▸ **What the task asks**: Locate every line in the material below that has the word "Extract". Copy each of those lines.

Figure contents as structured data
^^^^

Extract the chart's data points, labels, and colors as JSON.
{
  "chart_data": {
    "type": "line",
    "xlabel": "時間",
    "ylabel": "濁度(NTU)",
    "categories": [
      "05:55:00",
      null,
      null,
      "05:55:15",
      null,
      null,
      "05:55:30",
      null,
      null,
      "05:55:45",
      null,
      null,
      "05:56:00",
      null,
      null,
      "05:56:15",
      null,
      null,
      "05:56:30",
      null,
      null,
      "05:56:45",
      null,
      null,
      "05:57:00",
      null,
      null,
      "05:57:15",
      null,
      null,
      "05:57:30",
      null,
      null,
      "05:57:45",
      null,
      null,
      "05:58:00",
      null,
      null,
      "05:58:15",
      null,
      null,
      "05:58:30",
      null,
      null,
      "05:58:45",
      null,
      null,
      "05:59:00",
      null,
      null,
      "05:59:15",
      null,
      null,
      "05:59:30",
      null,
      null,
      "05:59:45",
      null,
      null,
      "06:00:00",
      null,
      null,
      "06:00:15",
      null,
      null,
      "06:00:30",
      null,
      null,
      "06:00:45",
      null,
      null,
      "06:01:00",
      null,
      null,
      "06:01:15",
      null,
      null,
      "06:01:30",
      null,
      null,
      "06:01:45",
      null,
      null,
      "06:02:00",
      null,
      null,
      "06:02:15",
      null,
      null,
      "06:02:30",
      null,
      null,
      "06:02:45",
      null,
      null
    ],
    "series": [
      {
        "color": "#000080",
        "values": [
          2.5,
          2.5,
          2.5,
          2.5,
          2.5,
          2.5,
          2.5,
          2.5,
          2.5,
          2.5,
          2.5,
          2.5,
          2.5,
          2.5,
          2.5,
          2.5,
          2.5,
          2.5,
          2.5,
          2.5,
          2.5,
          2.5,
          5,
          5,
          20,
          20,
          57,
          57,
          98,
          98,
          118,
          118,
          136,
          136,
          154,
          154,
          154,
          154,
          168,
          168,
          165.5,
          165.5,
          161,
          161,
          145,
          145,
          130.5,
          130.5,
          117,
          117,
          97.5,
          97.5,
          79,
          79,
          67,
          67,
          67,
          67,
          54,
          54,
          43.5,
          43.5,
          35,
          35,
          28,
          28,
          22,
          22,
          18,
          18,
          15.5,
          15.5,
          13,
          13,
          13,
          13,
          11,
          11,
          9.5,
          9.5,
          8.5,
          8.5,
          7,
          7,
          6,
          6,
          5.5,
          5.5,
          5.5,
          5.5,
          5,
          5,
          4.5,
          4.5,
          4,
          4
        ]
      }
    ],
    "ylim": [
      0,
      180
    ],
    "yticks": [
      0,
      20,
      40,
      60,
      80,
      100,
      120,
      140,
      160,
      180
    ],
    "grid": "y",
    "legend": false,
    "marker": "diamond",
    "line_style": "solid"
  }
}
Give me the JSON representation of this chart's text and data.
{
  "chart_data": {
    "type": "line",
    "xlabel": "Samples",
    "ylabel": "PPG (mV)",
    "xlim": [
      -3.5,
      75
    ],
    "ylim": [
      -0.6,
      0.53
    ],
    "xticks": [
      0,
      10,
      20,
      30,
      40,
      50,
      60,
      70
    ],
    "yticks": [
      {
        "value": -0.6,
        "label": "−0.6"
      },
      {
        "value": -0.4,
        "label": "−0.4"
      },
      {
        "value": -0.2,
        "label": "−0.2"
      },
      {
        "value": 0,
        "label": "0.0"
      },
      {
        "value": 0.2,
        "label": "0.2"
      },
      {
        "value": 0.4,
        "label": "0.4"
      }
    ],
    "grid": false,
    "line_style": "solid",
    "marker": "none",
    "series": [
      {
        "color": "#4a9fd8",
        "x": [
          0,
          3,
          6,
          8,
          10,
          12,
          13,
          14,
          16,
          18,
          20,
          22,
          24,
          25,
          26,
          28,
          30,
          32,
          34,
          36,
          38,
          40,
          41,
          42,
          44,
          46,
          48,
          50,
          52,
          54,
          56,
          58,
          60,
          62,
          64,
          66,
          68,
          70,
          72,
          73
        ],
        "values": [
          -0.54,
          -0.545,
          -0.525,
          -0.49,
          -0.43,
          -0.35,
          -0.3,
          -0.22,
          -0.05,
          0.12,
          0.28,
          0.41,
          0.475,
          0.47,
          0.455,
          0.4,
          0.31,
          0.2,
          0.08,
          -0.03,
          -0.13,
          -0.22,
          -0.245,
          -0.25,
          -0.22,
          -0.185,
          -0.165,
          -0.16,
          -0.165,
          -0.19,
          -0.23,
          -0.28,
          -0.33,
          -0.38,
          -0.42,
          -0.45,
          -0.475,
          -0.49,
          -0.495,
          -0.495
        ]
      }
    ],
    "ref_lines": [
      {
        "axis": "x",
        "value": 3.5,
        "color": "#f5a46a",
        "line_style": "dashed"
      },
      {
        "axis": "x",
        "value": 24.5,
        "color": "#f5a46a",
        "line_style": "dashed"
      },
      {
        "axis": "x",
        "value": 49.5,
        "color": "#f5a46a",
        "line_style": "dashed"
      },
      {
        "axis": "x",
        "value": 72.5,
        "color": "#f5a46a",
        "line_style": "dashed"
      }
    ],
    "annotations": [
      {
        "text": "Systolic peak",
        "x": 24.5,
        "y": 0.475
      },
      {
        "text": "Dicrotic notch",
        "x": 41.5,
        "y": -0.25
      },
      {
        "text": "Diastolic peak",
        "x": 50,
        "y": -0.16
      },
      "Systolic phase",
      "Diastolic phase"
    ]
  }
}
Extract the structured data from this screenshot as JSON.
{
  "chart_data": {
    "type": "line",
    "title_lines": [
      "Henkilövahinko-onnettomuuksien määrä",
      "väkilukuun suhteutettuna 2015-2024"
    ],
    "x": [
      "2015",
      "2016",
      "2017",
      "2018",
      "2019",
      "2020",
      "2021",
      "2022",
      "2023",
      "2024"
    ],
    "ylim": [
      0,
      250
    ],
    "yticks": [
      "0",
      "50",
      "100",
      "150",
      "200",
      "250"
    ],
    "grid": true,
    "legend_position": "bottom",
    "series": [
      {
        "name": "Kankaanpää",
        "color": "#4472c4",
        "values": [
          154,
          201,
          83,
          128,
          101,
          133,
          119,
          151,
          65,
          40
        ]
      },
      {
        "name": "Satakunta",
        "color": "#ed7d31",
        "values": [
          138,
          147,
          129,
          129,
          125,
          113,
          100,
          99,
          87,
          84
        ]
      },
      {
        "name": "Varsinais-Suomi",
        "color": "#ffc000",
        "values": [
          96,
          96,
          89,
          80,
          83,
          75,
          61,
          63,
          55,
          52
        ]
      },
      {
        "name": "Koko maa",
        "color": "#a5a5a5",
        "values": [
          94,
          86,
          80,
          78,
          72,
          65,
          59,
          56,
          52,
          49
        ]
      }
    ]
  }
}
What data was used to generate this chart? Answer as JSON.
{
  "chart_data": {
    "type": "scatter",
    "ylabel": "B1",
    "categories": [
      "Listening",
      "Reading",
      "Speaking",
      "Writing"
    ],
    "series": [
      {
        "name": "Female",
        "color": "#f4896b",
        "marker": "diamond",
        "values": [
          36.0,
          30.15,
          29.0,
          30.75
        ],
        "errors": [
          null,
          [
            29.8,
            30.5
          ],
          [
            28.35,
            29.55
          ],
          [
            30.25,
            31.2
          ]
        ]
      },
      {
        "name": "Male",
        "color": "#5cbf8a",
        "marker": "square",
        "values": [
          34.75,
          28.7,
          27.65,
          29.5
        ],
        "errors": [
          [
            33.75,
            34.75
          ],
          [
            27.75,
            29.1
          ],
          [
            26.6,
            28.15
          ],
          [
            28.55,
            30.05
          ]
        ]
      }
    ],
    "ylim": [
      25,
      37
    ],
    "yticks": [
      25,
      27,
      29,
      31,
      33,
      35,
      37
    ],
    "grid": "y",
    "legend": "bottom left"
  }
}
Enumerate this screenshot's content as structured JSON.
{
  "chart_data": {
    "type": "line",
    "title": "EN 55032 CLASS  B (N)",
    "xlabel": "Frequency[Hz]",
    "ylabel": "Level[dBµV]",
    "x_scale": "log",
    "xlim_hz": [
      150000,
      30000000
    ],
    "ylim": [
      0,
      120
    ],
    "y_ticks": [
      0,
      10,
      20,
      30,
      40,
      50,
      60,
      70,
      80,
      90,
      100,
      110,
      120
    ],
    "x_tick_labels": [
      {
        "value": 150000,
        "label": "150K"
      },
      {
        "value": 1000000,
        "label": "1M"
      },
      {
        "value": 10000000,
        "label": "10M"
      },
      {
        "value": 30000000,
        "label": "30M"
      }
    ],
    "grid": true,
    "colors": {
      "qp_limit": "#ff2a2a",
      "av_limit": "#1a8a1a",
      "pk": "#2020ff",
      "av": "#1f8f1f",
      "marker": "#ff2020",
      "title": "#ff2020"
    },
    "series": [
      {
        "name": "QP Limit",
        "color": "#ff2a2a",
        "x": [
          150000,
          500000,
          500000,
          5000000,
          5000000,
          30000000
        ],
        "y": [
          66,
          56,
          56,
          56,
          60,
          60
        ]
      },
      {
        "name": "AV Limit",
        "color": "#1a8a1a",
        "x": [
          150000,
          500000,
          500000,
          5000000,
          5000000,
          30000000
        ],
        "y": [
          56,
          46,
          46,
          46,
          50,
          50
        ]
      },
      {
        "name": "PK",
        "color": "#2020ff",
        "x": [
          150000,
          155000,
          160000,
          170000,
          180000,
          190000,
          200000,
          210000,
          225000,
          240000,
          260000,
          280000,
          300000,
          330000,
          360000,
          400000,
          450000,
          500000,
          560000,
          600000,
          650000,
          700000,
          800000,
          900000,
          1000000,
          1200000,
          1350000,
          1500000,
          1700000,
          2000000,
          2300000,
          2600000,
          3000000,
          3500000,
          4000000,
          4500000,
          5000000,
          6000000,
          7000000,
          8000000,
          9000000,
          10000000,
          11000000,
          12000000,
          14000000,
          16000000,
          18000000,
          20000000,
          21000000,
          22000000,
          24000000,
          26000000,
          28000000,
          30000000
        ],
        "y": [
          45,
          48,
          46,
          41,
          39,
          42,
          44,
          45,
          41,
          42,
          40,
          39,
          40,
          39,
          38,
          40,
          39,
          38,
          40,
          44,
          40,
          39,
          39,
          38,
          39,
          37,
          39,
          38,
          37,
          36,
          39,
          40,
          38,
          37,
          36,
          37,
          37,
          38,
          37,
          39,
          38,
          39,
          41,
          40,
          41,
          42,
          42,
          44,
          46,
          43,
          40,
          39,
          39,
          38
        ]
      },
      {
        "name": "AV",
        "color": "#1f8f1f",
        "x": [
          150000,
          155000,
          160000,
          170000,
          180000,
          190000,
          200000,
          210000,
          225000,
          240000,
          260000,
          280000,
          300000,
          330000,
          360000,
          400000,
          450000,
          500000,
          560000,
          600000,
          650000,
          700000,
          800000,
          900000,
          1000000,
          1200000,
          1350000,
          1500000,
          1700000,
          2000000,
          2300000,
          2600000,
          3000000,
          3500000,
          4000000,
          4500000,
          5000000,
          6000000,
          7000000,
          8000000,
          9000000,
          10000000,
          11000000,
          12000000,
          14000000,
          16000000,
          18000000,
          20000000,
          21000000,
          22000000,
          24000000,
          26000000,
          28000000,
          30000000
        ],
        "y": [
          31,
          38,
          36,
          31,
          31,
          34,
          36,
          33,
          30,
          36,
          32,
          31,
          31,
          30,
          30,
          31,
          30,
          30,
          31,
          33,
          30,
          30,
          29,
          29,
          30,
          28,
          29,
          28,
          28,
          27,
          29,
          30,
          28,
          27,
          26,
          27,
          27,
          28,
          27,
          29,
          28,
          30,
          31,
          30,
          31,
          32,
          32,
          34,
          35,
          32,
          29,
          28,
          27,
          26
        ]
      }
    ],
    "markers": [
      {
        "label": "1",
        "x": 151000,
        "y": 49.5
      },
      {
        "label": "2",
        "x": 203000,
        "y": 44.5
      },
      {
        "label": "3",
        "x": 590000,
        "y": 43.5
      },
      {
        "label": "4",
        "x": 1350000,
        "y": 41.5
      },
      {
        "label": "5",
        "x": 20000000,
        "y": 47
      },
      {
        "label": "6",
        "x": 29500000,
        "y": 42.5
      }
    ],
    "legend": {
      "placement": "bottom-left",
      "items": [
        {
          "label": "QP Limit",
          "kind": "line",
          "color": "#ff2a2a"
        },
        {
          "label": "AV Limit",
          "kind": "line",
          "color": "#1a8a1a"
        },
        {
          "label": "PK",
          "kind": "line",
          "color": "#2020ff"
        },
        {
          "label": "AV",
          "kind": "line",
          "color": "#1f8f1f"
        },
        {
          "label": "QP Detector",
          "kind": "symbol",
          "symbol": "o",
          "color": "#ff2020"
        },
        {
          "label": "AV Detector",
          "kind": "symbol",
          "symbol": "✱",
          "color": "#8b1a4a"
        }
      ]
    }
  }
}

^^^^

▸ **Answer below**:
Extract the chart's data points, labels, and colors as JSON.
Extract the structured data from this screenshot as JSON.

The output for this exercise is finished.